Required task: Without the pictures, set down the records below word for word.

Rows from a figure dataset
══════════════════════════════

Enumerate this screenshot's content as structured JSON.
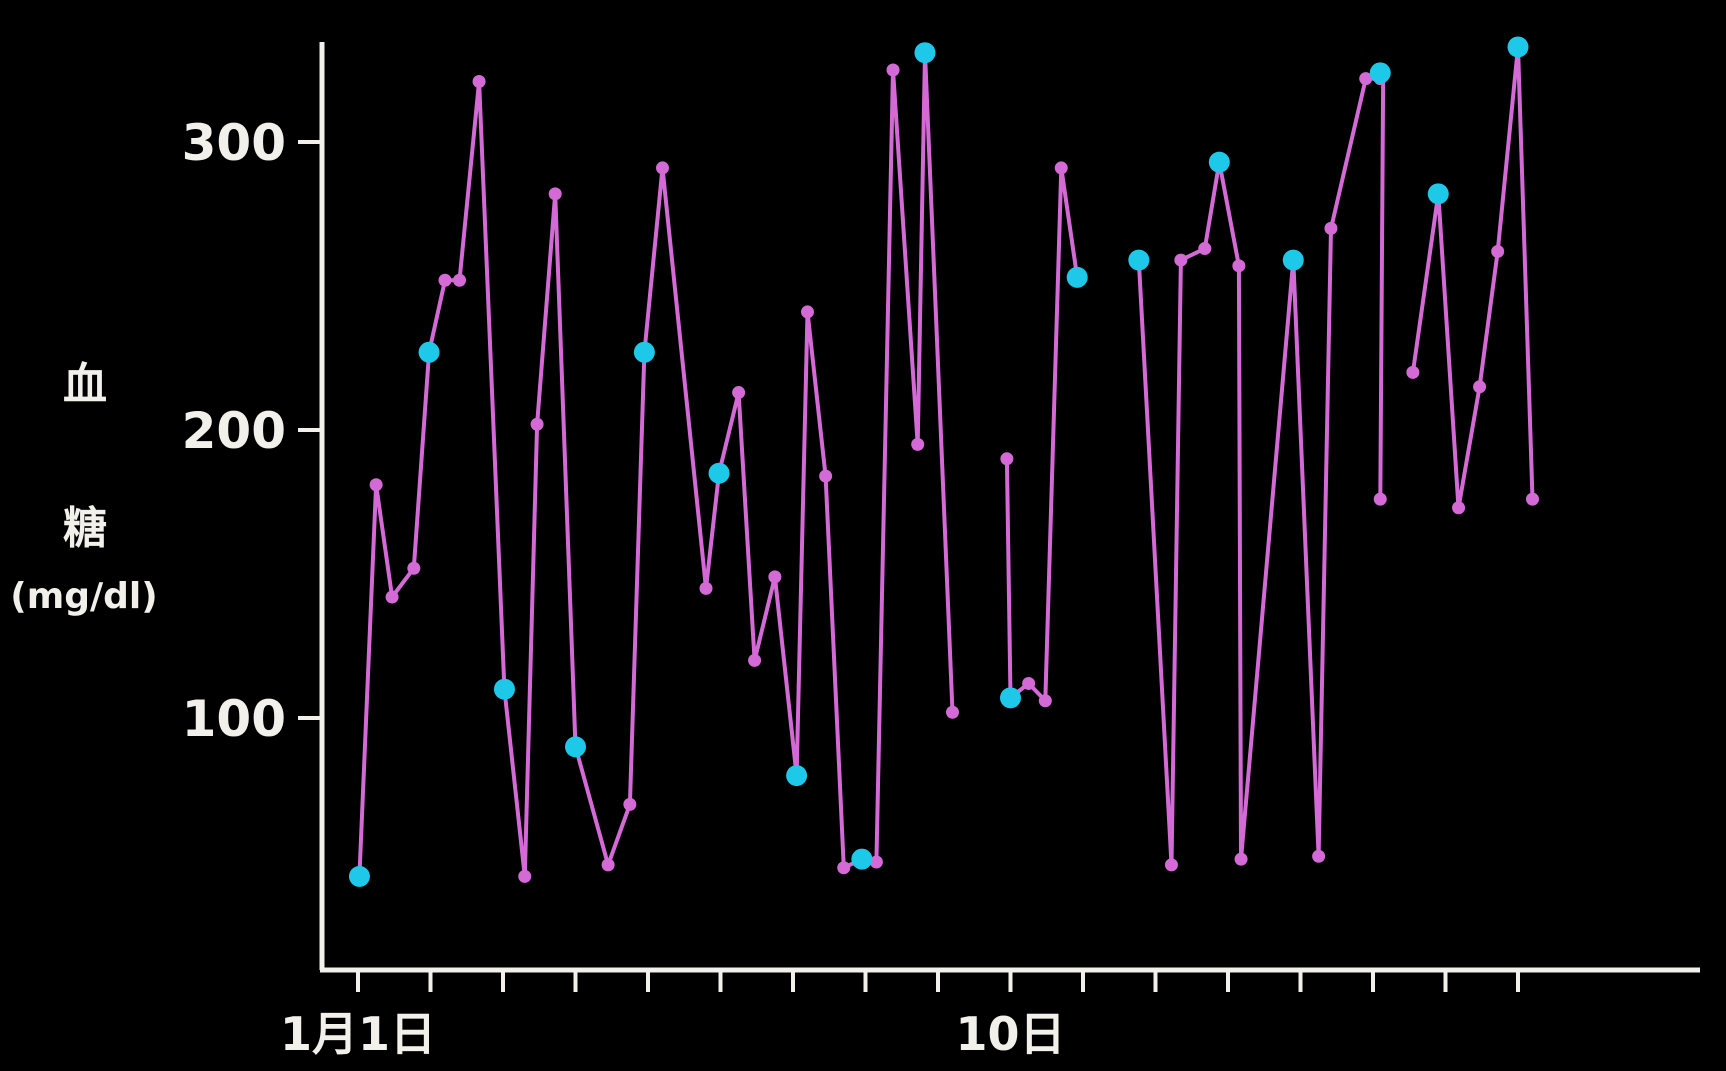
{
  "chart_data": {
    "type": "line",
    "ylabel": [
      "血",
      "糖",
      "(mg/dl)"
    ],
    "ylim": [
      0,
      320
    ],
    "xlim": [
      0,
      18
    ],
    "yticks": [
      100,
      200,
      300
    ],
    "xticks": [
      0,
      1,
      2,
      3,
      4,
      5,
      6,
      7,
      8,
      9,
      10,
      11,
      12,
      13,
      14,
      15,
      16
    ],
    "xtick_labels": [
      {
        "x": 0,
        "label": "1月1日"
      },
      {
        "x": 9,
        "label": "10日"
      }
    ],
    "grid": false,
    "colors": {
      "line": "#d46ad6",
      "point": "#d46ad6",
      "highlight": "#1ec8e8",
      "axis": "#f2f0ea",
      "background": "#000000"
    },
    "series": [
      {
        "segments": [
          [
            [
              0.02,
              45
            ],
            [
              0.25,
              181
            ],
            [
              0.47,
              142
            ],
            [
              0.77,
              152
            ],
            [
              0.98,
              227
            ],
            [
              1.2,
              252
            ],
            [
              1.4,
              252
            ],
            [
              1.67,
              321
            ],
            [
              2.02,
              110
            ],
            [
              2.3,
              45
            ],
            [
              2.47,
              202
            ],
            [
              2.72,
              282
            ],
            [
              3.0,
              90
            ],
            [
              3.45,
              49
            ],
            [
              3.75,
              70
            ],
            [
              3.95,
              227
            ],
            [
              4.2,
              291
            ],
            [
              4.8,
              145
            ],
            [
              4.98,
              185
            ],
            [
              5.25,
              213
            ],
            [
              5.47,
              120
            ],
            [
              5.75,
              149
            ],
            [
              6.05,
              80
            ],
            [
              6.2,
              241
            ],
            [
              6.45,
              184
            ],
            [
              6.7,
              48
            ],
            [
              6.95,
              51
            ],
            [
              7.15,
              50
            ],
            [
              7.38,
              325
            ],
            [
              7.72,
              195
            ],
            [
              7.82,
              331
            ],
            [
              8.2,
              102
            ]
          ],
          [
            [
              8.95,
              190
            ],
            [
              9.0,
              107
            ],
            [
              9.25,
              112
            ],
            [
              9.48,
              106
            ],
            [
              9.7,
              291
            ],
            [
              9.92,
              253
            ]
          ],
          [
            [
              10.77,
              259
            ],
            [
              11.22,
              49
            ],
            [
              11.35,
              259
            ],
            [
              11.68,
              263
            ],
            [
              11.88,
              293
            ],
            [
              12.15,
              257
            ],
            [
              12.18,
              51
            ],
            [
              12.9,
              259
            ],
            [
              13.25,
              52
            ],
            [
              13.42,
              270
            ],
            [
              13.9,
              322
            ],
            [
              14.1,
              322
            ],
            [
              14.14,
              324
            ],
            [
              14.1,
              176
            ]
          ],
          [
            [
              14.55,
              220
            ],
            [
              14.9,
              282
            ],
            [
              15.18,
              173
            ],
            [
              15.47,
              215
            ],
            [
              15.72,
              262
            ],
            [
              16.0,
              333
            ],
            [
              16.2,
              176
            ]
          ]
        ],
        "highlighted": [
          [
            0.02,
            45
          ],
          [
            0.98,
            227
          ],
          [
            2.02,
            110
          ],
          [
            3.0,
            90
          ],
          [
            3.95,
            227
          ],
          [
            4.98,
            185
          ],
          [
            6.05,
            80
          ],
          [
            6.95,
            51
          ],
          [
            7.82,
            331
          ],
          [
            9.0,
            107
          ],
          [
            9.92,
            253
          ],
          [
            10.77,
            259
          ],
          [
            11.88,
            293
          ],
          [
            12.9,
            259
          ],
          [
            14.1,
            324
          ],
          [
            14.9,
            282
          ],
          [
            16.0,
            333
          ]
        ]
      }
    ]
  }
}
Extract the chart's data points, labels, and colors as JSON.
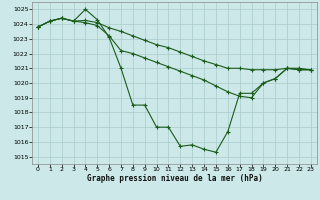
{
  "title": "Graphe pression niveau de la mer (hPa)",
  "bg_color": "#cce8e8",
  "grid_color": "#aacccc",
  "line_color": "#1a5c1a",
  "xlim": [
    -0.5,
    23.5
  ],
  "ylim": [
    1014.5,
    1025.5
  ],
  "yticks": [
    1015,
    1016,
    1017,
    1018,
    1019,
    1020,
    1021,
    1022,
    1023,
    1024,
    1025
  ],
  "xticks": [
    0,
    1,
    2,
    3,
    4,
    5,
    6,
    7,
    8,
    9,
    10,
    11,
    12,
    13,
    14,
    15,
    16,
    17,
    18,
    19,
    20,
    21,
    22,
    23
  ],
  "series": [
    [
      1023.8,
      1024.2,
      1024.4,
      1024.2,
      1025.0,
      1024.3,
      1023.1,
      1021.0,
      1018.5,
      1018.5,
      1017.0,
      1017.0,
      1015.7,
      1015.8,
      1015.5,
      1015.3,
      1016.7,
      1019.3,
      1019.3,
      1020.0,
      1020.3,
      1021.0,
      1020.9,
      1020.9
    ],
    [
      1023.8,
      1024.2,
      1024.4,
      1024.2,
      1024.25,
      1024.1,
      1023.75,
      1023.5,
      1023.2,
      1022.9,
      1022.6,
      1022.4,
      1022.1,
      1021.8,
      1021.5,
      1021.25,
      1021.0,
      1021.0,
      1020.9,
      1020.9,
      1020.9,
      1021.0,
      1021.0,
      1020.9
    ],
    [
      1023.8,
      1024.2,
      1024.4,
      1024.2,
      1024.1,
      1023.9,
      1023.2,
      1022.2,
      1022.0,
      1021.7,
      1021.4,
      1021.1,
      1020.8,
      1020.5,
      1020.2,
      1019.8,
      1019.4,
      1019.1,
      1019.0,
      1020.0,
      1020.3,
      1021.0,
      1020.9,
      1020.9
    ]
  ]
}
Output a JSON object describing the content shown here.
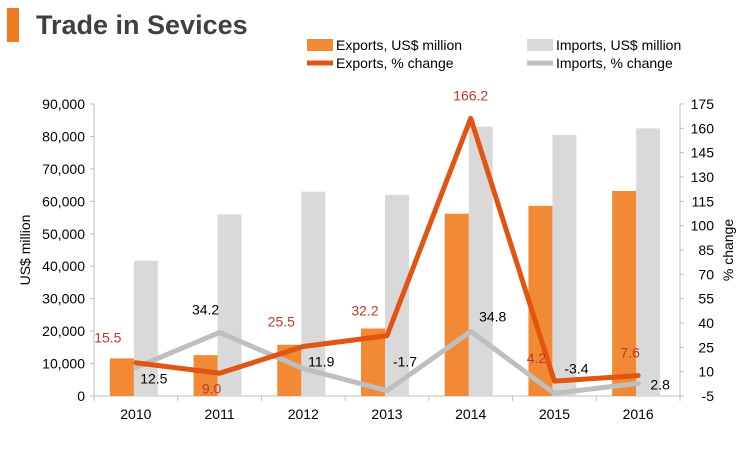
{
  "header": {
    "title": "Trade in Sevices",
    "accent_color": "#f07c1f"
  },
  "chart_data": {
    "type": "bar",
    "title": "Trade in Sevices",
    "categories": [
      "2010",
      "2011",
      "2012",
      "2013",
      "2014",
      "2015",
      "2016"
    ],
    "ylabel": "US$ million",
    "y2label": "% change",
    "ylim": [
      0,
      90000
    ],
    "y2lim": [
      -5,
      175
    ],
    "yticks": [
      "0",
      "10,000",
      "20,000",
      "30,000",
      "40,000",
      "50,000",
      "60,000",
      "70,000",
      "80,000",
      "90,000"
    ],
    "y2ticks": [
      "-5",
      "10",
      "25",
      "40",
      "55",
      "70",
      "85",
      "100",
      "115",
      "130",
      "145",
      "160",
      "175"
    ],
    "legend_position": "top-right",
    "series": [
      {
        "name": "Exports, US$ million",
        "kind": "bar",
        "axis": "left",
        "color": "#f28a35",
        "values": [
          11600,
          12600,
          15800,
          20800,
          56200,
          58600,
          63200
        ]
      },
      {
        "name": "Imports, US$ million",
        "kind": "bar",
        "axis": "left",
        "color": "#d9d9d9",
        "values": [
          41700,
          56000,
          63000,
          62000,
          83000,
          80500,
          82500
        ]
      },
      {
        "name": "Exports, % change",
        "kind": "line",
        "axis": "right",
        "color": "#e25412",
        "values": [
          15.5,
          9.0,
          25.5,
          32.2,
          166.2,
          4.2,
          7.6
        ],
        "labels": [
          "15.5",
          "9.0",
          "25.5",
          "32.2",
          "166.2",
          "4.2",
          "7.6"
        ],
        "label_color": "#c0392b"
      },
      {
        "name": "Imports, % change",
        "kind": "line",
        "axis": "right",
        "color": "#bfbfbf",
        "values": [
          12.5,
          34.2,
          11.9,
          -1.7,
          34.8,
          -3.4,
          2.8
        ],
        "labels": [
          "12.5",
          "34.2",
          "11.9",
          "-1.7",
          "34.8",
          "-3.4",
          "2.8"
        ],
        "label_color": "#000000"
      }
    ]
  }
}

══════════════════════════════

Answer to the task:
Enumerate this screenshot's content as structured JSON.
{
  "chart_data": {
    "type": "line",
    "ylabel": [
      "血",
      "糖",
      "(mg/dl)"
    ],
    "ylim": [
      0,
      320
    ],
    "xlim": [
      0,
      18
    ],
    "yticks": [
      100,
      200,
      300
    ],
    "xticks": [
      0,
      1,
      2,
      3,
      4,
      5,
      6,
      7,
      8,
      9,
      10,
      11,
      12,
      13,
      14,
      15,
      16
    ],
    "xtick_labels": [
      {
        "x": 0,
        "label": "1月1日"
      },
      {
        "x": 9,
        "label": "10日"
      }
    ],
    "grid": false,
    "colors": {
      "line": "#d46ad6",
      "point": "#d46ad6",
      "highlight": "#1ec8e8",
      "axis": "#f2f0ea",
      "background": "#000000"
    },
    "series": [
      {
        "segments": [
          [
            [
              0.02,
              45
            ],
            [
              0.25,
              181
            ],
            [
              0.47,
              142
            ],
            [
              0.77,
              152
            ],
            [
              0.98,
              227
            ],
            [
              1.2,
              252
            ],
            [
              1.4,
              252
            ],
            [
              1.67,
              321
            ],
            [
              2.02,
              110
            ],
            [
              2.3,
              45
            ],
            [
              2.47,
              202
            ],
            [
              2.72,
              282
            ],
            [
              3.0,
              90
            ],
            [
              3.45,
              49
            ],
            [
              3.75,
              70
            ],
            [
              3.95,
              227
            ],
            [
              4.2,
              291
            ],
            [
              4.8,
              145
            ],
            [
              4.98,
              185
            ],
            [
              5.25,
              213
            ],
            [
              5.47,
              120
            ],
            [
              5.75,
              149
            ],
            [
              6.05,
              80
            ],
            [
              6.2,
              241
            ],
            [
              6.45,
              184
            ],
            [
              6.7,
              48
            ],
            [
              6.95,
              51
            ],
            [
              7.15,
              50
            ],
            [
              7.38,
              325
            ],
            [
              7.72,
              195
            ],
            [
              7.82,
              331
            ],
            [
              8.2,
              102
            ]
          ],
          [
            [
              8.95,
              190
            ],
            [
              9.0,
              107
            ],
            [
              9.25,
              112
            ],
            [
              9.48,
              106
            ],
            [
              9.7,
              291
            ],
            [
              9.92,
              253
            ]
          ],
          [
            [
              10.77,
              259
            ],
            [
              11.22,
              49
            ],
            [
              11.35,
              259
            ],
            [
              11.68,
              263
            ],
            [
              11.88,
              293
            ],
            [
              12.15,
              257
            ],
            [
              12.18,
              51
            ],
            [
              12.9,
              259
            ],
            [
              13.25,
              52
            ],
            [
              13.42,
              270
            ],
            [
              13.9,
              322
            ],
            [
              14.1,
              322
            ],
            [
              14.14,
              324
            ],
            [
              14.1,
              176
            ]
          ],
          [
            [
              14.55,
              220
            ],
            [
              14.9,
              282
            ],
            [
              15.18,
              173
            ],
            [
              15.47,
              215
            ],
            [
              15.72,
              262
            ],
            [
              16.0,
              333
            ],
            [
              16.2,
              176
            ]
          ]
        ],
        "highlighted": [
          [
            0.02,
            45
          ],
          [
            0.98,
            227
          ],
          [
            2.02,
            110
          ],
          [
            3.0,
            90
          ],
          [
            3.95,
            227
          ],
          [
            4.98,
            185
          ],
          [
            6.05,
            80
          ],
          [
            6.95,
            51
          ],
          [
            7.82,
            331
          ],
          [
            9.0,
            107
          ],
          [
            9.92,
            253
          ],
          [
            10.77,
            259
          ],
          [
            11.88,
            293
          ],
          [
            12.9,
            259
          ],
          [
            14.1,
            324
          ],
          [
            14.9,
            282
          ],
          [
            16.0,
            333
          ]
        ]
      }
    ]
  }
}
Extract the chart's data points, labels, and colors as JSON.
{
  "title": "Graphe pression niveau de la mer (hPa)",
  "bg_color": "#cce8e8",
  "grid_color": "#aacccc",
  "line_color": "#1a5c1a",
  "xlim": [
    -0.5,
    23.5
  ],
  "ylim": [
    1014.5,
    1025.5
  ],
  "yticks": [
    1015,
    1016,
    1017,
    1018,
    1019,
    1020,
    1021,
    1022,
    1023,
    1024,
    1025
  ],
  "xticks": [
    0,
    1,
    2,
    3,
    4,
    5,
    6,
    7,
    8,
    9,
    10,
    11,
    12,
    13,
    14,
    15,
    16,
    17,
    18,
    19,
    20,
    21,
    22,
    23
  ],
  "series": [
    [
      1023.8,
      1024.2,
      1024.4,
      1024.2,
      1025.0,
      1024.3,
      1023.1,
      1021.0,
      1018.5,
      1018.5,
      1017.0,
      1017.0,
      1015.7,
      1015.8,
      1015.5,
      1015.3,
      1016.7,
      1019.3,
      1019.3,
      1020.0,
      1020.3,
      1021.0,
      1020.9,
      1020.9
    ],
    [
      1023.8,
      1024.2,
      1024.4,
      1024.2,
      1024.25,
      1024.1,
      1023.75,
      1023.5,
      1023.2,
      1022.9,
      1022.6,
      1022.4,
      1022.1,
      1021.8,
      1021.5,
      1021.25,
      1021.0,
      1021.0,
      1020.9,
      1020.9,
      1020.9,
      1021.0,
      1021.0,
      1020.9
    ],
    [
      1023.8,
      1024.2,
      1024.4,
      1024.2,
      1024.1,
      1023.9,
      1023.2,
      1022.2,
      1022.0,
      1021.7,
      1021.4,
      1021.1,
      1020.8,
      1020.5,
      1020.2,
      1019.8,
      1019.4,
      1019.1,
      1019.0,
      1020.0,
      1020.3,
      1021.0,
      1020.9,
      1020.9
    ]
  ]
}
Output a JSON object describing the content shown here.
{
  "header": {
    "title": "Trade in Sevices",
    "accent_color": "#f07c1f"
  },
  "chart_data": {
    "type": "bar",
    "title": "Trade in Sevices",
    "categories": [
      "2010",
      "2011",
      "2012",
      "2013",
      "2014",
      "2015",
      "2016"
    ],
    "ylabel": "US$ million",
    "y2label": "% change",
    "ylim": [
      0,
      90000
    ],
    "y2lim": [
      -5,
      175
    ],
    "yticks": [
      "0",
      "10,000",
      "20,000",
      "30,000",
      "40,000",
      "50,000",
      "60,000",
      "70,000",
      "80,000",
      "90,000"
    ],
    "y2ticks": [
      "-5",
      "10",
      "25",
      "40",
      "55",
      "70",
      "85",
      "100",
      "115",
      "130",
      "145",
      "160",
      "175"
    ],
    "legend_position": "top-right",
    "series": [
      {
        "name": "Exports, US$ million",
        "kind": "bar",
        "axis": "left",
        "color": "#f28a35",
        "values": [
          11600,
          12600,
          15800,
          20800,
          56200,
          58600,
          63200
        ]
      },
      {
        "name": "Imports, US$ million",
        "kind": "bar",
        "axis": "left",
        "color": "#d9d9d9",
        "values": [
          41700,
          56000,
          63000,
          62000,
          83000,
          80500,
          82500
        ]
      },
      {
        "name": "Exports, % change",
        "kind": "line",
        "axis": "right",
        "color": "#e25412",
        "values": [
          15.5,
          9.0,
          25.5,
          32.2,
          166.2,
          4.2,
          7.6
        ],
        "labels": [
          "15.5",
          "9.0",
          "25.5",
          "32.2",
          "166.2",
          "4.2",
          "7.6"
        ],
        "label_color": "#c0392b"
      },
      {
        "name": "Imports, % change",
        "kind": "line",
        "axis": "right",
        "color": "#bfbfbf",
        "values": [
          12.5,
          34.2,
          11.9,
          -1.7,
          34.8,
          -3.4,
          2.8
        ],
        "labels": [
          "12.5",
          "34.2",
          "11.9",
          "-1.7",
          "34.8",
          "-3.4",
          "2.8"
        ],
        "label_color": "#000000"
      }
    ]
  }
}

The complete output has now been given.